QUOTED TEXT:
= = = =
Pressure fixing apparatus have therefore been widely used especially in electrophotographic copying apparatus. The press rollers used in such known fixing apparatus are produced, for example, by first subjecting the surface of a steel roller to induction hardening, then coating the surface with a hard chromium plating and finally polishing the plating to a specular surface of about 0.5 S, i.e., so as to render the press roller free from any offset when brought into contact with the toner image under high pressure. However, the pressure applied by the specular roller surface to the toner images imparts a high gloss to the fixed images, such that the images have a very poor visibility when seen at certain angles. Additionally, such a glossy copy is not desirable to many people. Thus, the gloss attendant on pressure fixing operation is the most serious drawback of the known apparatus of this type.
To overcome the problem of gloss, it is known to utilize a heater subsequent to the pressure fixing apparatus, such that the toner images fixed by the apparatus are heated and thereby made glossless (see, for example, Japanese Laid-Open Patent Application No. Sho 52-78441 and Japanese Laid-Open Utility Model Application No. Sho 52-63045). Although the heater useful for this purpose may be of smaller capacity than those adapted for the heat fixing of toner images, the use of the heater, as in heat fixing, renders the copying apparatus complex and expensive and involves fire hazards. Furthermore, the user must wait for some time for the warming-up of the heater after closing the main switch. These drawbacks nullify the advantages of such pressure fixing apparatus when substituted for the heat fixing apparatus.
In an attempt to overcome the foregoing drawbacks inherent in the matting of toner images by heating, especially to eliminate the necessity for the waiting time, another apparatus has been proposed which incorporates a rough-surfaced roller disposed subsequent to the pressure fixing apparatus for matting the fixed toner images (see Japanese Laid-Open Patent Application No. Sho 52-129525). However, the matting means provided for the pressure fixing apparatus similarly makes the copying apparatus complex and expensive. In addition, the matting roller, although adapted to act on the toner image after fixing, still involves the problem of offset, i.e., because the smooth glossy face of the image is roughened with the uneven roller surface. The rough roller surface is further subject to losing its matting function due to being smoothened by the pressing and frictional contact with the opposed roller surface. Thus such a proposed apparatus is not practical because of the problems encountered with respect to offset, cleaning of the roller and durability.
= = = =
DATA BLOCK:
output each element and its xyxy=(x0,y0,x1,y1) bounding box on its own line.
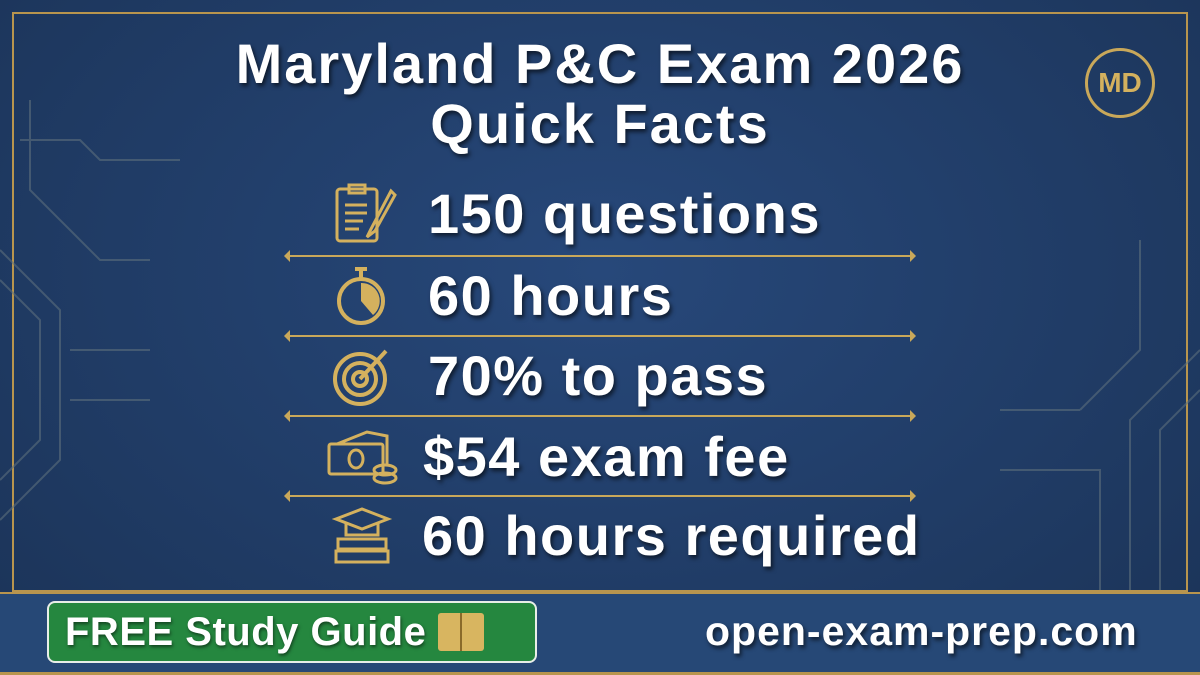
= = = =
OBJECTIVES:
• 1. Name every Japanese laid-open application cited in the text on pressure fixing apparatus above, with its number.
• 2. Recast the paragraph of the text on pressure fixing apparatus beginning "To overcome the problem of gloss" as a short bulleted list that keeps its main facts.

SOLUTIONS BELOW:
• 1.
- Japanese Laid-Open Patent Application No. Sho 52-78441
- Japanese Laid-Open Utility Model Application No. Sho 52-63045
- Japanese Laid-Open Patent Application No. Sho 52-129525

• 2.
- A known remedy for gloss places a heater after the pressure fixing apparatus, which heats the fixed toner images and makes them glossless (Japanese Laid-Open Patent Application No. Sho 52-78441; Japanese Laid-Open Utility Model Application No. Sho 52-63045).
- The heater can be smaller than those used for heat fixing. As with heat fixing, however, it makes the copying apparatus complex and expensive and brings fire hazards.
- After closing the main switch, the user must wait for the heater to warm up.
- These drawbacks cancel the advantages of using pressure fixing apparatus in place of heat fixing apparatus.